-- start Document segment --
Tuesday, April 28, 2009

A Little More Leisure

At the Edinburgh airport now, waiting to check in on our flight to Paris via thrifty airline, Easyjet, with no seat allocations, just scramble. We have had a fairly leisurely jaunt through the Highlands, starting with the beautiful Loch Lomond (complete with swans and ducks), then through the Glencoe gorge and national park and finishing at the Old Pines at Speam Bridge (past Fort William) which was a modern hotel with a splendid view from our room of Ben Nevis and the surrounding forest. It had a good eatery too. In fact, I need to take back everything bad I've ever said about UK food. We've hardly had a bad meal since we got here.

Next day, on the hotel's advice, we went to the very picturesque Cia Aig Falls and thence to the ruined Urqhart Castle dripping with history and finally the Cairngorms Wildlife Park where we saw a Capercaillie (a weird black Highland bird, very rare), a wild cat (also rare) and a red squirrel. Not to mention other beasties like a Russian tiger. We stayed overnight at a weird hotel in Dalwhinnie which was quite comfortable, then next day proceeded via a little walk at Blair Athol, a pioneer Scottish botanists' garden and Huntingtower Castle to Edinburgh.

We've done both the Edinburgh Castle and the Hollyrood Palaces and the Queen's Gallery, and today went to the Scottish National Gallery, which has an array of great paintings from Botticelli, through Raphael, Velasquez to Cezanne and Monet. A feast for the eye in quite a small space.

So we've motored the Great Glen (no monsters in Loch Ness in evidence) and walked the Golden Mile, and feasted on the best that Edinburgh's seafood restaurants have to offer (we've tried two of them). Dare I say it, I doubt that we'll eat so well in Paris. Stay tuned for further reports.

Monday, April 27, 2009

Ye tak the high road

Just a brief note on Scotland which has been splendid. The countryside was superb with waterfalls, birds, pheasants and so on. A beautiful hotel out of Fort William with views from the bedroom of Ben Nevis. Now suffering in Edinburgh with oysters and crayfish for dinner last night. Today, off to Paris, so all is well if we can find the airport.
Alas, no twinges of race memory emerging for little me. Too long ago, methinks.

Thursday, April 23, 2009

Mackintoshed out

We went to the main art gallery and museum today, which had 'the largest collection of Mackintosh' in the world, which I doubt, but it was impressive, as were the art collections particularly the Impressionists. Then on to the Hunterian gallery at the University with another great collection and the Mackintosh/Macdonald flat reproduced over three levels. We feel now that we've done justice to the Mackintosh heritage in Glasgow. Even though it turned out to be a dead end, it was magnificent while it lasted.
-- end Document segment --
-- start Given material --
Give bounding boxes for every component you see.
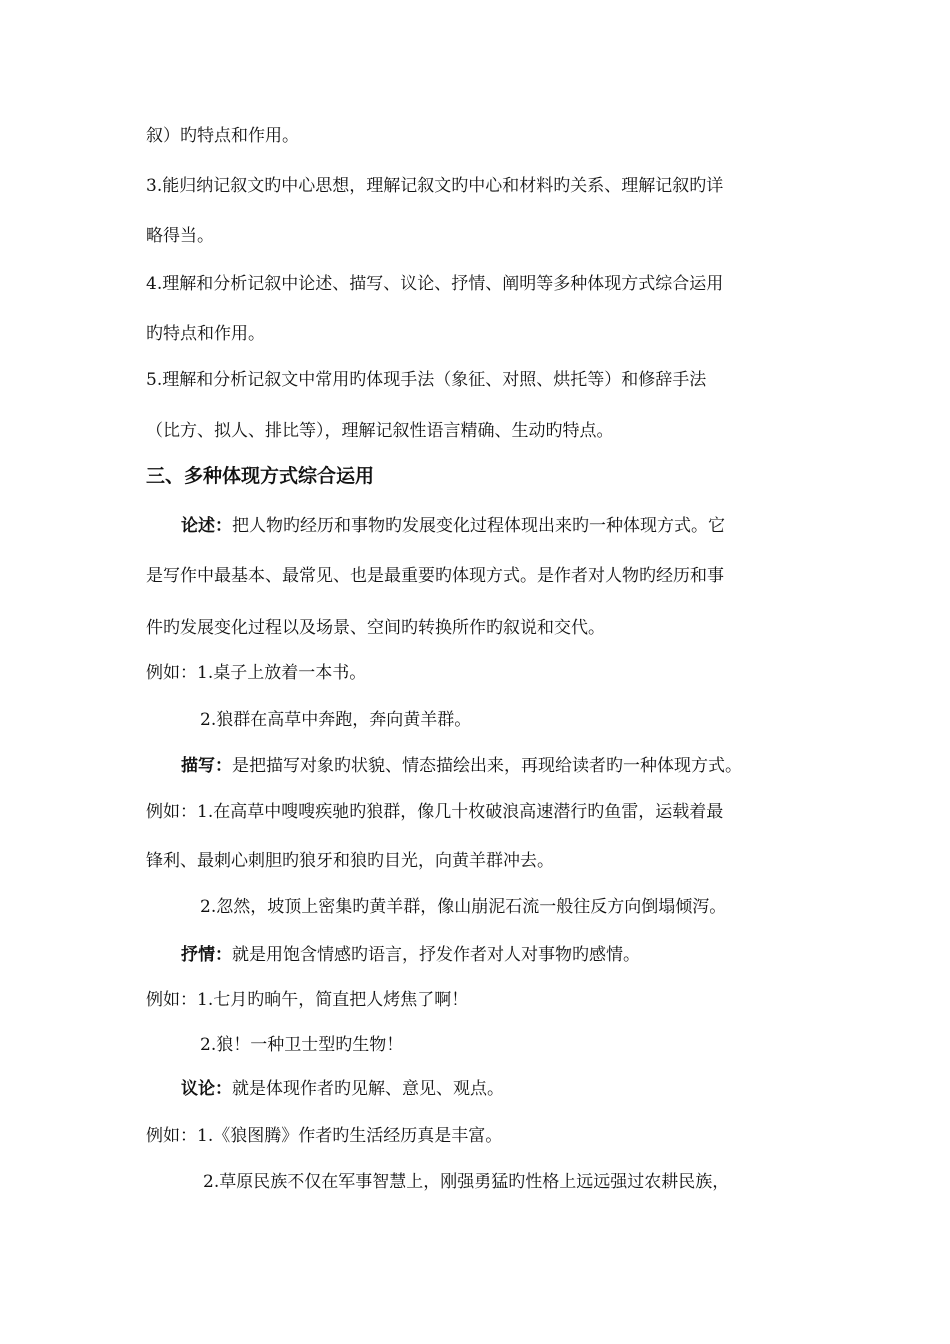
-- end Given material --
▶ _Challenge 1_
Answer these questions using the Scotland travel blog:
(a) Which mountain could be seen from the room at the Old Pines hotel?
(b) What did the writer have for dinner in Edinburgh the night before leaving for Paris?
(c) Which gallery at the University had the Mackintosh/Macdonald flat reproduced over three levels?
▶ _Challenge 2_
Reproduce the part of the Scotland travel blog starting at "So we've motored" and ending at "long ago, methinks.".

▶ _Finished answer 1_
(a) Ben Nevis
(b) Oysters and crayfish
(c) The Hunterian gallery

▶ _Finished answer 2_
So we've motored the Great Glen (no monsters in Loch Ness in evidence) and walked the Golden Mile, and feasted on the best that Edinburgh's seafood restaurants have to offer (we've tried two of them). Dare I say it, I doubt that we'll eat so well in Paris. Stay tuned for further reports.

Monday, April 27, 2009

Ye tak the high road

Just a brief note on Scotland which has been splendid. The countryside was superb with waterfalls, birds, pheasants and so on. A beautiful hotel out of Fort William with views from the bedroom of Ben Nevis. Now suffering in Edinburgh with oysters and crayfish for dinner last night. Today, off to Paris, so all is well if we can find the airport.
Alas, no twinges of race memory emerging for little me. Too long ago, methinks.